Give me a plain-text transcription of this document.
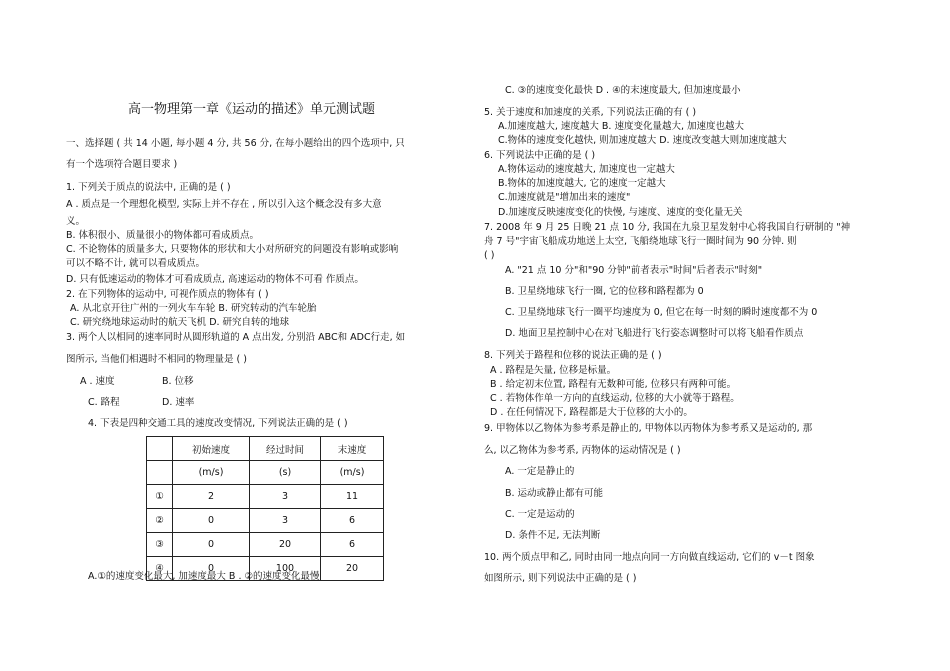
高一物理第一章《运动的描述》单元测试题
一、选择题 ( 共 14 小题, 每小题 4 分, 共 56 分, 在每小题给出的四个选项中, 只
有一个选项符合题目要求 )
1. 下列关于质点的说法中, 正确的是 ( )
A . 质点是一个理想化模型, 实际上并不存在 , 所以引入这个概念没有多大意
义。
B. 体积很小、质量很小的物体都可看成质点。
C. 不论物体的质量多大, 只要物体的形状和大小对所研究的问题没有影响或影响
可以不略不计, 就可以看成质点。
D. 只有低速运动的物体才可看成质点, 高速运动的物体不可看 作质点。
2. 在下列物体的运动中, 可视作质点的物体有 ( )
A. 从北京开往广州的一列火车车轮 B. 研究转动的汽车轮胎
C. 研究绕地球运动时的航天飞机 D. 研究自转的地球
3. 两个人以相同的速率同时从圆形轨道的 A 点出发, 分别沿 ABC和 ADC行走, 如
图所示, 当他们相遇时不相同的物理量是 ( )
A . 速度	B. 位移
C. 路程	D. 速率
4. 下表是四种交通工具的速度改变情况, 下列说法正确的是 ( )
	初始速度	经过时间	末速度
	(m/s)	(s)	(m/s)
①	2	3	11
②	0	3	6
③	0	20	6
④	0	100	20
A.①的速度变化最大, 加速度最大 B . ②的速度变化最慢
C. ③的速度变化最快 D . ④的末速度最大, 但加速度最小
5. 关于速度和加速度的关系, 下列说法正确的有 ( )
A.加速度越大, 速度越大 B. 速度变化量越大, 加速度也越大
C.物体的速度变化越快, 则加速度越大 D. 速度改变越大则加速度越大
6. 下列说法中正确的是 ( )
A.物体运动的速度越大, 加速度也一定越大
B.物体的加速度越大, 它的速度一定越大
C.加速度就是"增加出来的速度"
D.加速度反映速度变化的快慢, 与速度、速度的变化量无关
7. 2008 年 9 月 25 日晚 21 点 10 分, 我国在九泉卫星发射中心将我国自行研制的 "神
舟 7 号"宇宙飞船成功地送上太空, 飞船绕地球飞行一圈时间为 90 分钟. 则
( )
A. "21 点 10 分"和"90 分钟"前者表示"时间"后者表示"时刻"
B. 卫星绕地球飞行一圈, 它的位移和路程都为 0
C. 卫星绕地球飞行一圈平均速度为 0, 但它在每一时刻的瞬时速度都不为 0
D. 地面卫星控制中心在对飞船进行飞行姿态调整时可以将飞船看作质点
8. 下列关于路程和位移的说法正确的是 ( )
A . 路程是矢量, 位移是标量。
B . 给定初末位置, 路程有无数种可能, 位移只有两种可能。
C . 若物体作单一方向的直线运动, 位移的大小就等于路程。
D . 在任何情况下, 路程都是大于位移的大小的。
9. 甲物体以乙物体为参考系是静止的, 甲物体以丙物体为参考系又是运动的, 那
么, 以乙物体为参考系, 丙物体的运动情况是 ( )
A. 一定是静止的
B. 运动或静止都有可能
C. 一定是运动的
D. 条件不足, 无法判断
10. 两个质点甲和乙, 同时由同一地点向同一方向做直线运动, 它们的 v－t 图象
如图所示, 则下列说法中正确的是 ( )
■ ■ ■ ■ ■ ■ ■
> **TASK DETAILS**: Repeat all of the records verbatim, leaving out the pictures.

> **RESPONSE TO THIS EXERCISE**:
Give me a plain-text transcription of this document.
高一物理第一章《运动的描述》单元测试题
一、选择题 ( 共 14 小题, 每小题 4 分, 共 56 分, 在每小题给出的四个选项中, 只
有一个选项符合题目要求 )
1. 下列关于质点的说法中, 正确的是 ( )
A . 质点是一个理想化模型, 实际上并不存在 , 所以引入这个概念没有多大意
义。
B. 体积很小、质量很小的物体都可看成质点。
C. 不论物体的质量多大, 只要物体的形状和大小对所研究的问题没有影响或影响
可以不略不计, 就可以看成质点。
D. 只有低速运动的物体才可看成质点, 高速运动的物体不可看 作质点。
2. 在下列物体的运动中, 可视作质点的物体有 ( )
A. 从北京开往广州的一列火车车轮 B. 研究转动的汽车轮胎
C. 研究绕地球运动时的航天飞机 D. 研究自转的地球
3. 两个人以相同的速率同时从圆形轨道的 A 点出发, 分别沿 ABC和 ADC行走, 如
图所示, 当他们相遇时不相同的物理量是 ( )
A . 速度	B. 位移
C. 路程	D. 速率
4. 下表是四种交通工具的速度改变情况, 下列说法正确的是 ( )
	初始速度	经过时间	末速度
	(m/s)	(s)	(m/s)
①	2	3	11
②	0	3	6
③	0	20	6
④	0	100	20
A.①的速度变化最大, 加速度最大 B . ②的速度变化最慢
C. ③的速度变化最快 D . ④的末速度最大, 但加速度最小
5. 关于速度和加速度的关系, 下列说法正确的有 ( )
A.加速度越大, 速度越大 B. 速度变化量越大, 加速度也越大
C.物体的速度变化越快, 则加速度越大 D. 速度改变越大则加速度越大
6. 下列说法中正确的是 ( )
A.物体运动的速度越大, 加速度也一定越大
B.物体的加速度越大, 它的速度一定越大
C.加速度就是"增加出来的速度"
D.加速度反映速度变化的快慢, 与速度、速度的变化量无关
7. 2008 年 9 月 25 日晚 21 点 10 分, 我国在九泉卫星发射中心将我国自行研制的 "神
舟 7 号"宇宙飞船成功地送上太空, 飞船绕地球飞行一圈时间为 90 分钟. 则
( )
A. "21 点 10 分"和"90 分钟"前者表示"时间"后者表示"时刻"
B. 卫星绕地球飞行一圈, 它的位移和路程都为 0
C. 卫星绕地球飞行一圈平均速度为 0, 但它在每一时刻的瞬时速度都不为 0
D. 地面卫星控制中心在对飞船进行飞行姿态调整时可以将飞船看作质点
8. 下列关于路程和位移的说法正确的是 ( )
A . 路程是矢量, 位移是标量。
B . 给定初末位置, 路程有无数种可能, 位移只有两种可能。
C . 若物体作单一方向的直线运动, 位移的大小就等于路程。
D . 在任何情况下, 路程都是大于位移的大小的。
9. 甲物体以乙物体为参考系是静止的, 甲物体以丙物体为参考系又是运动的, 那
么, 以乙物体为参考系, 丙物体的运动情况是 ( )
A. 一定是静止的
B. 运动或静止都有可能
C. 一定是运动的
D. 条件不足, 无法判断
10. 两个质点甲和乙, 同时由同一地点向同一方向做直线运动, 它们的 v－t 图象
如图所示, 则下列说法中正确的是 ( )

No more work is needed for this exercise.